=== THE TASK ===
Rewrite the records below as a JSON list of strings, one string per line, from the first line of the records up to and including the line with "answer-cell[interactable] (805, 331, 936, 358)". Leave out blank lines.

Coordinate annotation records
^^^^^^^^

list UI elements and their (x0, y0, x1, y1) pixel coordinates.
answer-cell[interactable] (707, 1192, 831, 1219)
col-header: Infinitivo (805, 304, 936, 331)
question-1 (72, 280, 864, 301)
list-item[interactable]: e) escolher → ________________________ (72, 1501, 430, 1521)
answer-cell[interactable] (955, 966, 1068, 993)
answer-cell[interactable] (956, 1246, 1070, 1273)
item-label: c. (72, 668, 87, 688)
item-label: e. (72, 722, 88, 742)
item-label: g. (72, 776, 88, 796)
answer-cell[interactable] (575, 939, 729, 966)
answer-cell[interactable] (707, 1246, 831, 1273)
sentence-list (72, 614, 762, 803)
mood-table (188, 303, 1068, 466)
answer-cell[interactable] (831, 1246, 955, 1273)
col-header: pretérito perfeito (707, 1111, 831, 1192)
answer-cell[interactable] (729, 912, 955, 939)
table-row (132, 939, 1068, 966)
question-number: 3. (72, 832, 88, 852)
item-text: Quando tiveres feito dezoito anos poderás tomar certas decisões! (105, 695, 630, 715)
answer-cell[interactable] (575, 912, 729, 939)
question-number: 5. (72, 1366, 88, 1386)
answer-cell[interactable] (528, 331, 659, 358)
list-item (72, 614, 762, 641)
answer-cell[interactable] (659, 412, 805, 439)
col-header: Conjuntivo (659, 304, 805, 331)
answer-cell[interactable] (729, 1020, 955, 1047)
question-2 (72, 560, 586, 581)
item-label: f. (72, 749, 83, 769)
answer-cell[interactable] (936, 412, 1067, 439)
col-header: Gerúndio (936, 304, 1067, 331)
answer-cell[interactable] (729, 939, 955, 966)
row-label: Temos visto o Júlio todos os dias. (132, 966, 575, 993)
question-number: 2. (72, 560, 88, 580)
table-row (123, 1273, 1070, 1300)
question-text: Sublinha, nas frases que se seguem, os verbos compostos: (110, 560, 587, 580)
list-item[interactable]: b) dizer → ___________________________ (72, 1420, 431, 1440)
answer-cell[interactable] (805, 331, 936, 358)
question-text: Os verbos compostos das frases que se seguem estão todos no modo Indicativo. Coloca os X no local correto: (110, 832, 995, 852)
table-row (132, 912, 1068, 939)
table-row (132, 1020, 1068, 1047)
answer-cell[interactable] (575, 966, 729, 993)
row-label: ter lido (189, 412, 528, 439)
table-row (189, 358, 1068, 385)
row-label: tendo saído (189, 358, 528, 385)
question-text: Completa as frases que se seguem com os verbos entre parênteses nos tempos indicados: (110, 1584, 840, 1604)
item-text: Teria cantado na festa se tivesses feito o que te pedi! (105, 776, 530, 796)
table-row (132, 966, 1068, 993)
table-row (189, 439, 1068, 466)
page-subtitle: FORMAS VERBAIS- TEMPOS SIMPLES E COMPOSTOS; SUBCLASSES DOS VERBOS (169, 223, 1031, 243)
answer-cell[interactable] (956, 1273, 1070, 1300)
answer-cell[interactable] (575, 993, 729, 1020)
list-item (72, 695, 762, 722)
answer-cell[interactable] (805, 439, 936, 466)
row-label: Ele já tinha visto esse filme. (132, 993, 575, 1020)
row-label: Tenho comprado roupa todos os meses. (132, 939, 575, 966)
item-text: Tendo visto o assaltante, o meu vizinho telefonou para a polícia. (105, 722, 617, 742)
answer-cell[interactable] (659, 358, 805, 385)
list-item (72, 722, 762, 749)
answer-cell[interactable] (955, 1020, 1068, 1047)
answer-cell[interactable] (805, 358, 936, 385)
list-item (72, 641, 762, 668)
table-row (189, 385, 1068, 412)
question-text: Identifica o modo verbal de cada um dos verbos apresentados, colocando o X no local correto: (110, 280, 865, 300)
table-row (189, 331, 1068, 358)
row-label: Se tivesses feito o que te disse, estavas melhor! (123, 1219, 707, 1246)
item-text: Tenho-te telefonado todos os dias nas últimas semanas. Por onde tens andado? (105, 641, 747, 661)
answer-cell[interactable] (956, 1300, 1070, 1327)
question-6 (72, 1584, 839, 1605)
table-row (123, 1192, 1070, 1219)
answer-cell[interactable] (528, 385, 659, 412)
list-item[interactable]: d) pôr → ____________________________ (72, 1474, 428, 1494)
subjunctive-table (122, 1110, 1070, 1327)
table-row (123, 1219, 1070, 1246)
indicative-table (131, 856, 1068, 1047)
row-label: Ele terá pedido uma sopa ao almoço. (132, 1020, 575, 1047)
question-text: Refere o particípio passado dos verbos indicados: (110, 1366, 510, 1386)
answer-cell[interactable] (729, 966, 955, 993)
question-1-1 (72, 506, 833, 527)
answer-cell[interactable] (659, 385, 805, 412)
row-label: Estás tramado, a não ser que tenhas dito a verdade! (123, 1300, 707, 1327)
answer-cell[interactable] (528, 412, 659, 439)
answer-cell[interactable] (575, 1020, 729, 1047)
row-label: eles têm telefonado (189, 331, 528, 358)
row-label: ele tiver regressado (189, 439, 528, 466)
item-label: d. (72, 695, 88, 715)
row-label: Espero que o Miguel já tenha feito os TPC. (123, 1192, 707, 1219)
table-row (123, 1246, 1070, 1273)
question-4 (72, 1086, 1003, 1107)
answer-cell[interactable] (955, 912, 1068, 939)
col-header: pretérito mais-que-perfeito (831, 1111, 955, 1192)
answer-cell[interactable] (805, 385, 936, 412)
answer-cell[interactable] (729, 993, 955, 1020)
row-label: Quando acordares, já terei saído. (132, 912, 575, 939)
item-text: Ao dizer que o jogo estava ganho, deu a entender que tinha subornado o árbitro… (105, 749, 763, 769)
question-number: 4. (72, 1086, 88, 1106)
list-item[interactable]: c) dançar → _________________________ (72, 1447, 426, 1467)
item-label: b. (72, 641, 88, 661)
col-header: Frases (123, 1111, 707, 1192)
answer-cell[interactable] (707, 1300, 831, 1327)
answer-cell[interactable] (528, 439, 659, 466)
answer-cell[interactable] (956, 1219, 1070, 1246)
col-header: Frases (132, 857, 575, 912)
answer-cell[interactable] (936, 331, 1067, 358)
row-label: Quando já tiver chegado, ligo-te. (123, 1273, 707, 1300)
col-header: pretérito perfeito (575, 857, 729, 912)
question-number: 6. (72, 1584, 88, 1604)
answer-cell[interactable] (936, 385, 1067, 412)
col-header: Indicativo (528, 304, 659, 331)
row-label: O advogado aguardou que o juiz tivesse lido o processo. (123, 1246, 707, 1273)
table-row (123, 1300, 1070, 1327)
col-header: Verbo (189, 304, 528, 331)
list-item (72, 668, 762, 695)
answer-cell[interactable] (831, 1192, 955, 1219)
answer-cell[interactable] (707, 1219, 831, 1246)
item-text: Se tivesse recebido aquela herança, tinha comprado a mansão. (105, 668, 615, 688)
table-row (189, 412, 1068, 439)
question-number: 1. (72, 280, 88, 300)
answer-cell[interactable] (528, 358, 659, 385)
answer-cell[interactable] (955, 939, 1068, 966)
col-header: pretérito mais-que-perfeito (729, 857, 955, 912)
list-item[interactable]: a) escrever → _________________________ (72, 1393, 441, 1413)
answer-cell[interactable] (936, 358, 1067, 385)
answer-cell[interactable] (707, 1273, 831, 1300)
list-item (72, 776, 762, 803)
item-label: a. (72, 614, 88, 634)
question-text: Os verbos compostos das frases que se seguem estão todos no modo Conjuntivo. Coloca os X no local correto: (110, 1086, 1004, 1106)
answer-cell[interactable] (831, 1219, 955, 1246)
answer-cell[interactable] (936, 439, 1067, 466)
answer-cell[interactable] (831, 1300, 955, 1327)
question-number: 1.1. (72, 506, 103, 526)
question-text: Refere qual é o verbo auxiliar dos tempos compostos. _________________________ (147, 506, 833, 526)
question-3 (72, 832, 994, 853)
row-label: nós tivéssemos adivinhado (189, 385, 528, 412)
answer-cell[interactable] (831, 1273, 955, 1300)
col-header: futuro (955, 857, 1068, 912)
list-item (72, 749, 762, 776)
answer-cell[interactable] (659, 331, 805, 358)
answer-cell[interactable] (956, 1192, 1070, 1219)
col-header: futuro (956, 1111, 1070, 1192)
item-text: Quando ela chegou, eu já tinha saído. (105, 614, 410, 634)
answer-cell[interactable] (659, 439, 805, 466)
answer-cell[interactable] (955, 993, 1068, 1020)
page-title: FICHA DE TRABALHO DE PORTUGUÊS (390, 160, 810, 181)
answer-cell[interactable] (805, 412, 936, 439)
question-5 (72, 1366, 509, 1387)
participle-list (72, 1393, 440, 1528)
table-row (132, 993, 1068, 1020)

^^^^^^^^

=== SOLUTION TO THIS TASK ===
[
  "list UI elements and their (x0, y0, x1, y1) pixel coordinates.",
  "answer-cell[interactable] (707, 1192, 831, 1219)",
  "col-header: Infinitivo (805, 304, 936, 331)",
  "question-1 (72, 280, 864, 301)",
  "list-item[interactable]: e) escolher → ________________________ (72, 1501, 430, 1521)",
  "answer-cell[interactable] (955, 966, 1068, 993)",
  "answer-cell[interactable] (956, 1246, 1070, 1273)",
  "item-label: c. (72, 668, 87, 688)",
  "item-label: e. (72, 722, 88, 742)",
  "item-label: g. (72, 776, 88, 796)",
  "answer-cell[interactable] (575, 939, 729, 966)",
  "answer-cell[interactable] (707, 1246, 831, 1273)",
  "sentence-list (72, 614, 762, 803)",
  "mood-table (188, 303, 1068, 466)",
  "answer-cell[interactable] (831, 1246, 955, 1273)",
  "col-header: pretérito perfeito (707, 1111, 831, 1192)",
  "answer-cell[interactable] (729, 912, 955, 939)",
  "table-row (132, 939, 1068, 966)",
  "question-number: 3. (72, 832, 88, 852)",
  "item-text: Quando tiveres feito dezoito anos poderás tomar certas decisões! (105, 695, 630, 715)",
  "answer-cell[interactable] (575, 912, 729, 939)",
  "question-number: 5. (72, 1366, 88, 1386)",
  "answer-cell[interactable] (528, 331, 659, 358)",
  "list-item (72, 614, 762, 641)",
  "answer-cell[interactable] (659, 412, 805, 439)",
  "col-header: Conjuntivo (659, 304, 805, 331)",
  "answer-cell[interactable] (729, 1020, 955, 1047)",
  "question-2 (72, 560, 586, 581)",
  "item-label: f. (72, 749, 83, 769)",
  "answer-cell[interactable] (936, 412, 1067, 439)",
  "col-header: Gerúndio (936, 304, 1067, 331)",
  "answer-cell[interactable] (729, 939, 955, 966)",
  "row-label: Temos visto o Júlio todos os dias. (132, 966, 575, 993)",
  "question-number: 2. (72, 560, 88, 580)",
  "table-row (123, 1273, 1070, 1300)",
  "question-text: Sublinha, nas frases que se seguem, os verbos compostos: (110, 560, 587, 580)",
  "list-item[interactable]: b) dizer → ___________________________ (72, 1420, 431, 1440)",
  "answer-cell[interactable] (805, 331, 936, 358)"
]